> [Materials provided]:
-*-
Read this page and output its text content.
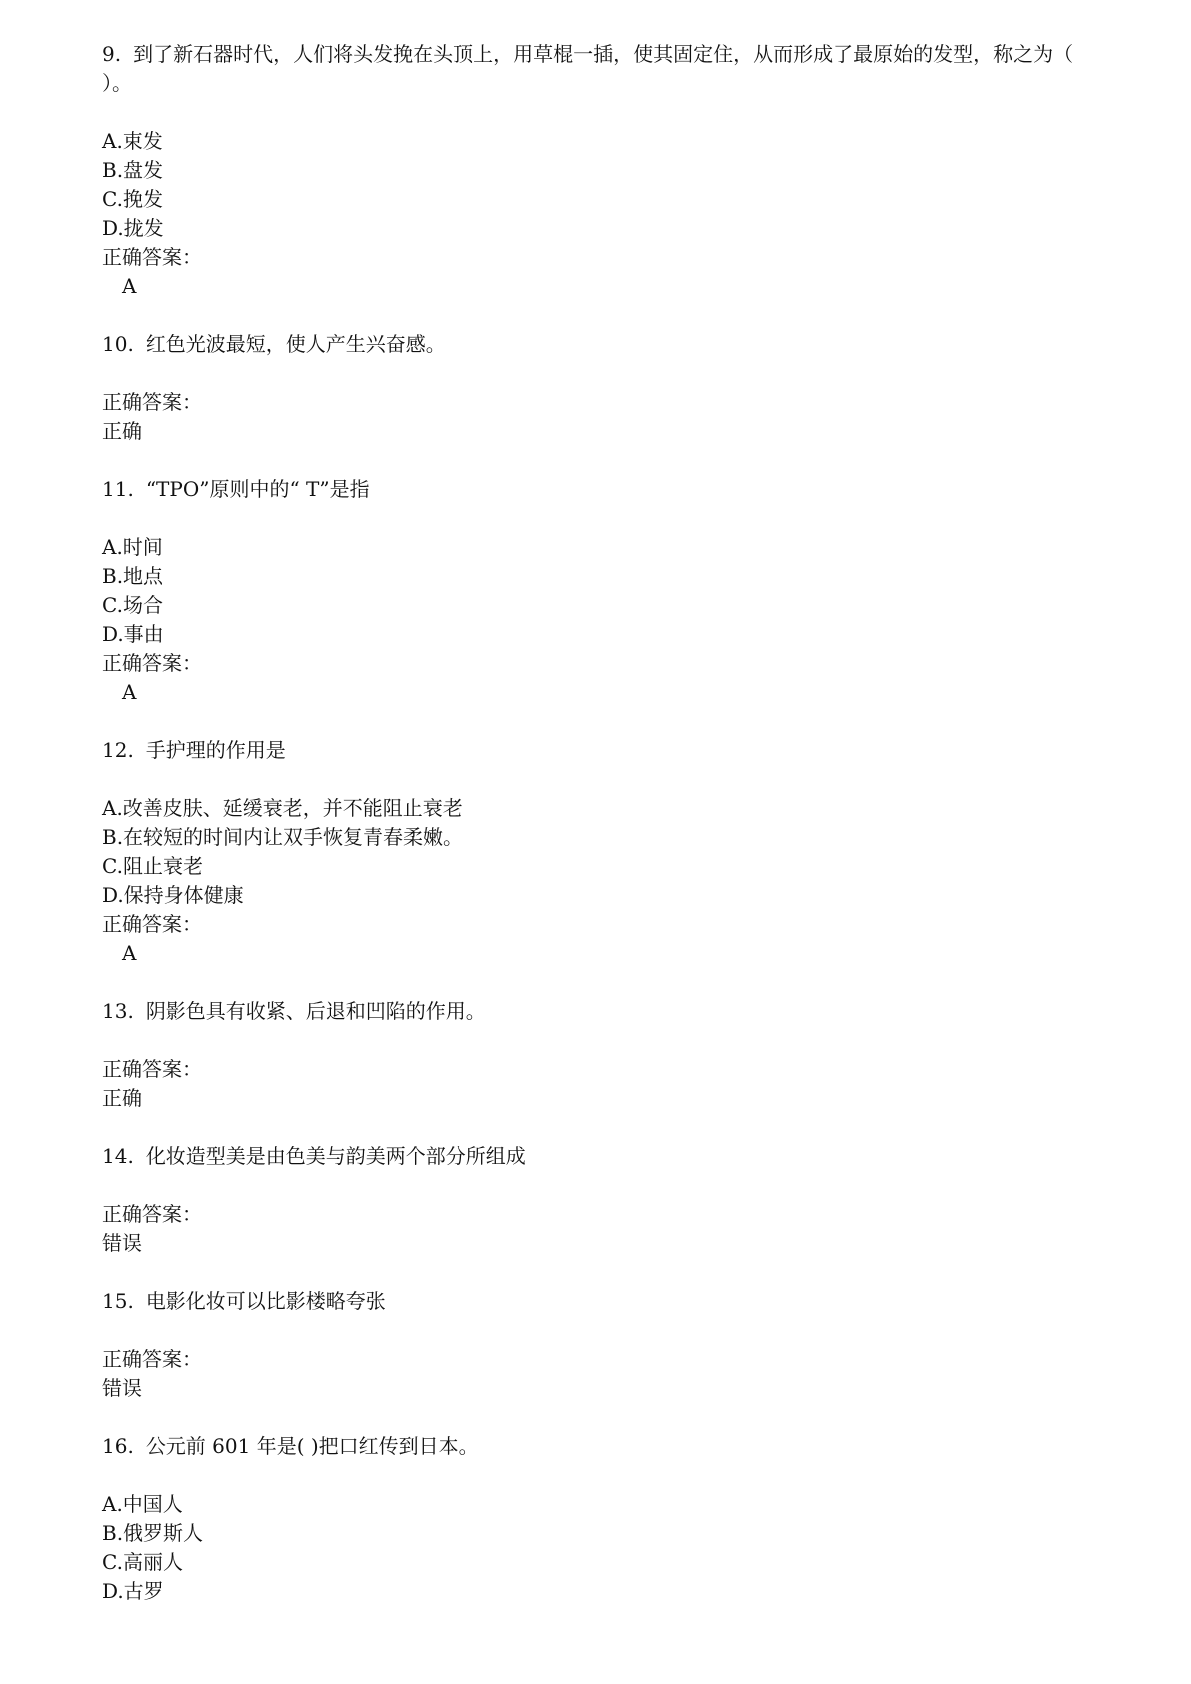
9. 到了新石器时代，人们将头发挽在头顶上，用草棍一插，使其固定住，从而形成了最原始的发型，称之为（ ）。
A.束发
B.盘发
C.挽发
D.拢发
正确答案：
A
10. 红色光波最短，使人产生兴奋感。
正确答案：
正确
11. “TPO”原则中的“ T”是指
A.时间
B.地点
C.场合
D.事由
正确答案：
A
12. 手护理的作用是
A.改善皮肤、延缓衰老，并不能阻止衰老
B.在较短的时间内让双手恢复青春柔嫩。
C.阻止衰老
D.保持身体健康
正确答案：
A
13. 阴影色具有收紧、后退和凹陷的作用。
正确答案：
正确
14. 化妆造型美是由色美与韵美两个部分所组成
正确答案：
错误
15. 电影化妆可以比影楼略夸张
正确答案：
错误
16. 公元前 601 年是( )把口红传到日本。
A.中国人
B.俄罗斯人
C.高丽人
D.古罗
-*-
Skip the images and write out the rest of the listing exactly.

> [Task output]:
Read this page and output its text content.
9. 到了新石器时代，人们将头发挽在头顶上，用草棍一插，使其固定住，从而形成了最原始的发型，称之为（ ）。
A.束发
B.盘发
C.挽发
D.拢发
正确答案：
A
10. 红色光波最短，使人产生兴奋感。
正确答案：
正确
11. “TPO”原则中的“ T”是指
A.时间
B.地点
C.场合
D.事由
正确答案：
A
12. 手护理的作用是
A.改善皮肤、延缓衰老，并不能阻止衰老
B.在较短的时间内让双手恢复青春柔嫩。
C.阻止衰老
D.保持身体健康
正确答案：
A
13. 阴影色具有收紧、后退和凹陷的作用。
正确答案：
正确
14. 化妆造型美是由色美与韵美两个部分所组成
正确答案：
错误
15. 电影化妆可以比影楼略夸张
正确答案：
错误
16. 公元前 601 年是( )把口红传到日本。
A.中国人
B.俄罗斯人
C.高丽人
D.古罗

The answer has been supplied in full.